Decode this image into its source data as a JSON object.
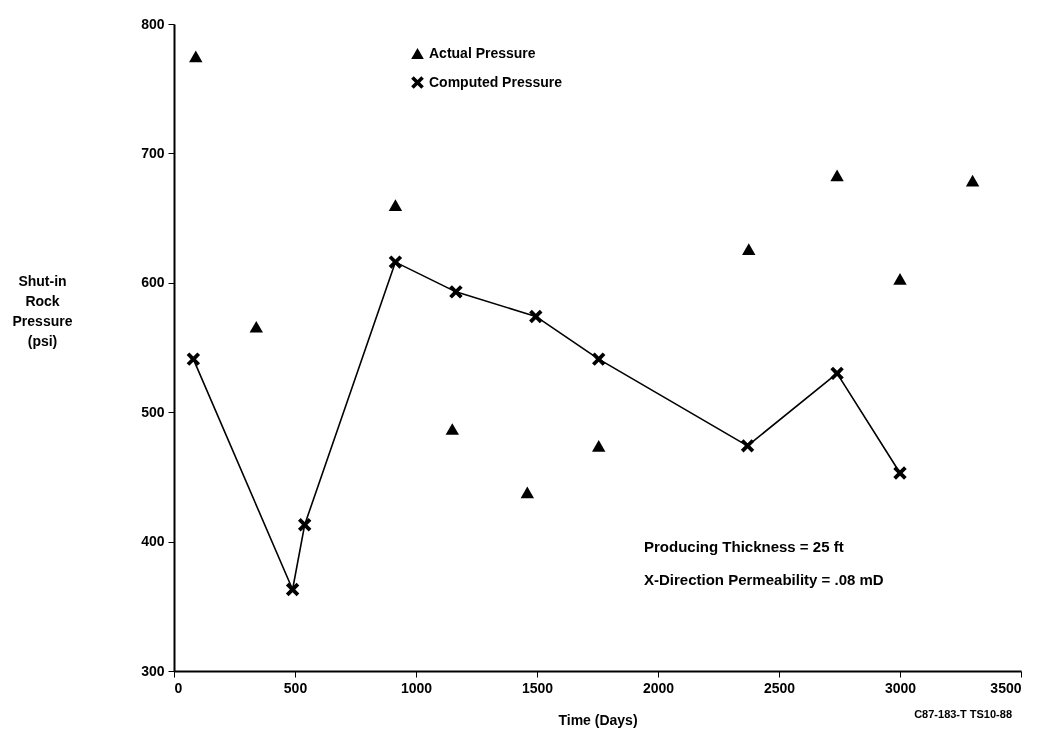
{
  "chart_data": {
    "type": "scatter",
    "xlabel": "Time (Days)",
    "ylabel": "Shut-in Rock Pressure (psi)",
    "xlim": [
      0,
      3500
    ],
    "xticks": [
      0,
      500,
      1000,
      1500,
      2000,
      2500,
      3000,
      3500
    ],
    "ylim": [
      300,
      800
    ],
    "yticks": [
      300,
      400,
      500,
      600,
      700,
      800
    ],
    "grid": false,
    "legend": "top",
    "series": [
      {
        "name": "Actual Pressure",
        "type": "scatter",
        "marker": "triangle",
        "color": "#000000",
        "x": [
          90,
          340,
          915,
          1150,
          1460,
          1755,
          2375,
          2740,
          3000,
          3300
        ],
        "values": [
          775,
          566,
          660,
          487,
          438,
          474,
          626,
          683,
          603,
          679
        ]
      },
      {
        "name": "Computed Pressure",
        "type": "line",
        "marker": "cross",
        "color": "#000000",
        "x": [
          80,
          490,
          540,
          915,
          1165,
          1495,
          1755,
          2370,
          2740,
          3000
        ],
        "values": [
          541,
          363,
          413,
          616,
          593,
          574,
          541,
          474,
          530,
          453
        ]
      }
    ],
    "annotations": [
      "Producing Thickness = 25 ft",
      "X-Direction Permeability = .08 mD",
      "C87-183-T  TS10-88"
    ]
  }
}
◇ ◇ ◇ ◇
Copy, from the material, each line that holds the string "Pressure".

    "ylabel": "Shut-in Rock Pressure (psi)",
        "name": "Actual Pressure",
        "name": "Computed Pressure",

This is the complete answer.